(Records about charts and figures)
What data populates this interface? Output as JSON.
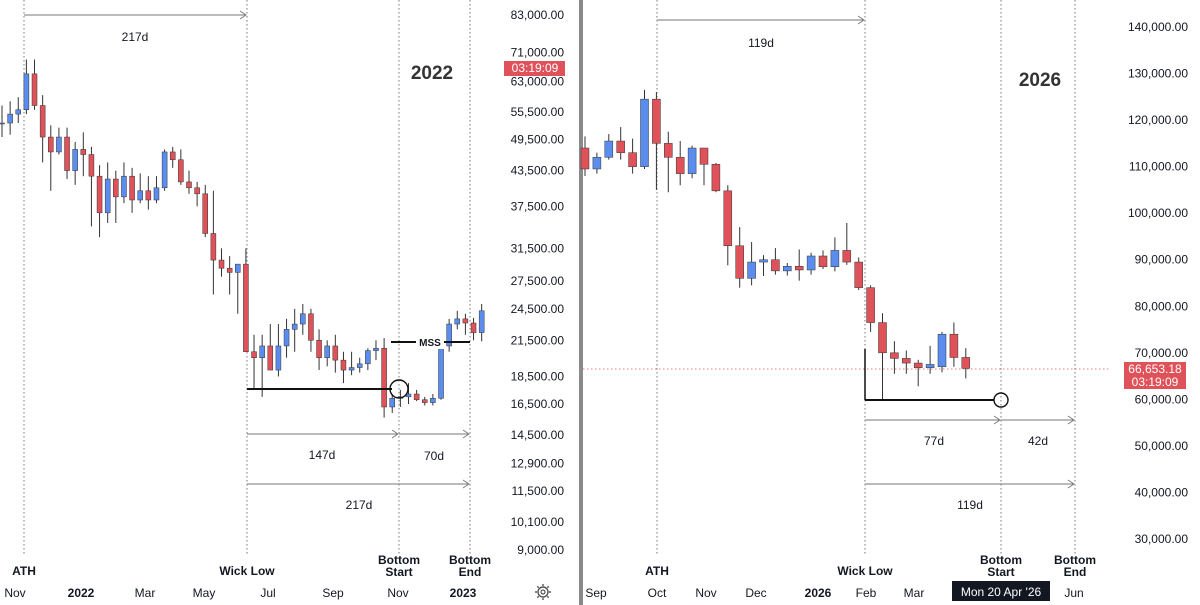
{
  "colors": {
    "up": "#5b8def",
    "down": "#e0525a",
    "tag": "#e0525a",
    "divider": "#8a8a8a",
    "crosshair": "#e0525a"
  },
  "chart_data": [
    {
      "type": "candlestick",
      "title": "2022",
      "price_axis": [
        "83,000.00",
        "71,000.00",
        "63,000.00",
        "55,500.00",
        "49,500.00",
        "43,500.00",
        "37,500.00",
        "31,500.00",
        "27,500.00",
        "24,500.00",
        "21,500.00",
        "18,500.00",
        "16,500.00",
        "14,500.00",
        "12,900.00",
        "11,500.00",
        "10,100.00",
        "9,000.00"
      ],
      "time_axis": [
        {
          "label": "Nov",
          "bold": false
        },
        {
          "label": "2022",
          "bold": true
        },
        {
          "label": "Mar",
          "bold": false
        },
        {
          "label": "May",
          "bold": false
        },
        {
          "label": "Jul",
          "bold": false
        },
        {
          "label": "Sep",
          "bold": false
        },
        {
          "label": "Nov",
          "bold": false
        },
        {
          "label": "2023",
          "bold": true
        }
      ],
      "price_tag": {
        "time": "03:19:09"
      },
      "events": [
        {
          "label": "ATH"
        },
        {
          "label": "Wick Low"
        },
        {
          "label": "Bottom Start"
        },
        {
          "label": "Bottom End"
        }
      ],
      "annotations": [
        "217d",
        "147d",
        "70d",
        "217d",
        "MSS"
      ],
      "candles_weekly": [
        [
          53000,
          57000,
          50000,
          53000
        ],
        [
          53000,
          58000,
          50500,
          55000
        ],
        [
          55000,
          59000,
          53000,
          56000
        ],
        [
          56000,
          69000,
          55000,
          65000
        ],
        [
          65000,
          69000,
          56000,
          57000
        ],
        [
          57000,
          59500,
          45000,
          50000
        ],
        [
          50000,
          52500,
          40000,
          47000
        ],
        [
          47000,
          52000,
          46500,
          50000
        ],
        [
          50000,
          52000,
          42000,
          43500
        ],
        [
          43500,
          49000,
          41000,
          47500
        ],
        [
          47500,
          51000,
          42500,
          46500
        ],
        [
          46500,
          48000,
          34500,
          42500
        ],
        [
          42500,
          44500,
          33000,
          36500
        ],
        [
          36500,
          45000,
          35000,
          42000
        ],
        [
          42000,
          43500,
          35000,
          39000
        ],
        [
          39000,
          45000,
          38000,
          42500
        ],
        [
          42500,
          44000,
          36500,
          38500
        ],
        [
          38500,
          43000,
          38000,
          40000
        ],
        [
          40000,
          42500,
          37000,
          38500
        ],
        [
          38500,
          42500,
          38000,
          40500
        ],
        [
          40500,
          47500,
          40000,
          47000
        ],
        [
          47000,
          48000,
          44000,
          45500
        ],
        [
          45500,
          47500,
          41000,
          41500
        ],
        [
          41500,
          43500,
          39500,
          40500
        ],
        [
          40500,
          41500,
          37500,
          39500
        ],
        [
          39500,
          41000,
          33000,
          33500
        ],
        [
          33500,
          40000,
          26000,
          30000
        ],
        [
          30000,
          31500,
          28000,
          29000
        ],
        [
          29000,
          30500,
          26000,
          28500
        ],
        [
          28500,
          29500,
          24000,
          29500
        ],
        [
          29500,
          31500,
          24000,
          20500
        ],
        [
          20500,
          22000,
          17500,
          20000
        ],
        [
          20000,
          22000,
          17000,
          21000
        ],
        [
          21000,
          23000,
          19500,
          19000
        ],
        [
          19000,
          23000,
          18500,
          21000
        ],
        [
          21000,
          23500,
          20000,
          22500
        ],
        [
          22500,
          24500,
          20500,
          23000
        ],
        [
          23000,
          25000,
          22000,
          24000
        ],
        [
          24000,
          24500,
          20500,
          21500
        ],
        [
          21500,
          22500,
          19000,
          20000
        ],
        [
          20000,
          21500,
          19300,
          21000
        ],
        [
          21000,
          22000,
          18800,
          19800
        ],
        [
          19800,
          20500,
          18000,
          19000
        ],
        [
          19000,
          20500,
          18600,
          19200
        ],
        [
          19200,
          20000,
          18800,
          19500
        ],
        [
          19500,
          20800,
          19000,
          20600
        ],
        [
          20600,
          21500,
          19800,
          20800
        ],
        [
          20800,
          21700,
          15600,
          16300
        ],
        [
          16300,
          17200,
          15900,
          16900
        ],
        [
          16900,
          17500,
          16300,
          17000
        ],
        [
          17000,
          18000,
          16500,
          17200
        ],
        [
          17200,
          17500,
          16700,
          16800
        ],
        [
          16800,
          17000,
          16400,
          16600
        ],
        [
          16600,
          17200,
          16400,
          16900
        ],
        [
          16900,
          21000,
          16800,
          21000
        ],
        [
          21000,
          23500,
          20500,
          23000
        ],
        [
          23000,
          24300,
          22500,
          23500
        ],
        [
          23500,
          24000,
          22000,
          23100
        ],
        [
          23100,
          23600,
          21500,
          22200
        ],
        [
          22200,
          25000,
          21400,
          24300
        ]
      ]
    },
    {
      "type": "candlestick",
      "title": "2026",
      "price_axis": [
        "140,000.00",
        "130,000.00",
        "120,000.00",
        "110,000.00",
        "100,000.00",
        "90,000.00",
        "80,000.00",
        "70,000.00",
        "60,000.00",
        "50,000.00",
        "40,000.00",
        "30,000.00"
      ],
      "time_axis": [
        {
          "label": "Sep",
          "bold": false
        },
        {
          "label": "Oct",
          "bold": false
        },
        {
          "label": "Nov",
          "bold": false
        },
        {
          "label": "Dec",
          "bold": false
        },
        {
          "label": "2026",
          "bold": true
        },
        {
          "label": "Feb",
          "bold": false
        },
        {
          "label": "Mar",
          "bold": false
        },
        {
          "label": "Jun",
          "bold": false
        }
      ],
      "price_tag": {
        "price": "66,653.18",
        "time": "03:19:09"
      },
      "crosshair_date": "Mon 20 Apr '26",
      "events": [
        {
          "label": "ATH"
        },
        {
          "label": "Wick Low"
        },
        {
          "label": "Bottom Start"
        },
        {
          "label": "Bottom End"
        }
      ],
      "annotations": [
        "119d",
        "77d",
        "42d",
        "119d"
      ],
      "candles_weekly": [
        [
          114000,
          116500,
          108000,
          109500
        ],
        [
          109500,
          113000,
          108500,
          112000
        ],
        [
          112000,
          117000,
          111500,
          115500
        ],
        [
          115500,
          118500,
          111500,
          113000
        ],
        [
          113000,
          116000,
          108500,
          110000
        ],
        [
          110000,
          126500,
          109500,
          124500
        ],
        [
          124500,
          126000,
          105000,
          115000
        ],
        [
          115000,
          117500,
          104500,
          112000
        ],
        [
          112000,
          115500,
          106000,
          108500
        ],
        [
          108500,
          114500,
          107500,
          114000
        ],
        [
          114000,
          113000,
          106000,
          110500
        ],
        [
          110500,
          110800,
          104500,
          104800
        ],
        [
          104800,
          106000,
          88800,
          93000
        ],
        [
          93000,
          97000,
          84000,
          86000
        ],
        [
          86000,
          93800,
          84500,
          89500
        ],
        [
          89500,
          91000,
          86500,
          90000
        ],
        [
          90000,
          92500,
          86800,
          87600
        ],
        [
          87600,
          89300,
          86600,
          88600
        ],
        [
          88600,
          92200,
          85500,
          87800
        ],
        [
          87800,
          91500,
          86800,
          90800
        ],
        [
          90800,
          92000,
          88000,
          88500
        ],
        [
          88500,
          94800,
          87500,
          92000
        ],
        [
          92000,
          97900,
          88900,
          89500
        ],
        [
          89500,
          90500,
          83500,
          84000
        ],
        [
          84000,
          84500,
          74500,
          76500
        ],
        [
          76500,
          78500,
          60000,
          70000
        ],
        [
          70000,
          72500,
          65500,
          68800
        ],
        [
          68800,
          70500,
          65500,
          67800
        ],
        [
          67800,
          68500,
          62800,
          66800
        ],
        [
          66800,
          71500,
          65500,
          67500
        ],
        [
          67000,
          74500,
          65800,
          74000
        ],
        [
          74000,
          76500,
          67000,
          69000
        ],
        [
          69000,
          71000,
          64500,
          66653
        ]
      ]
    }
  ]
}
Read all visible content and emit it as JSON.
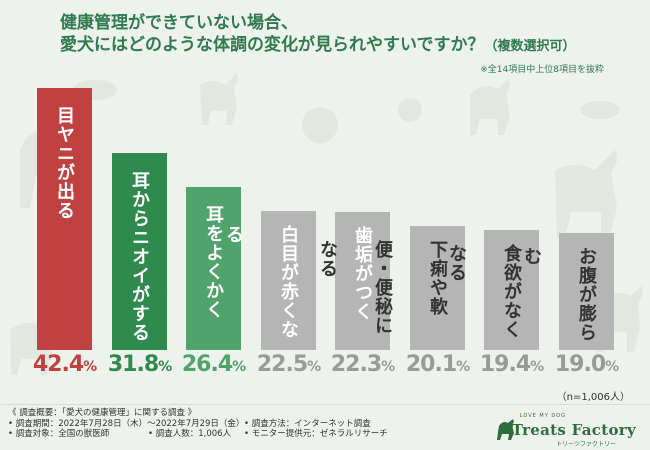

_Brief_:
In the records above, how many lines contain the word "JSON"? Give the number alone.

_The result_:
2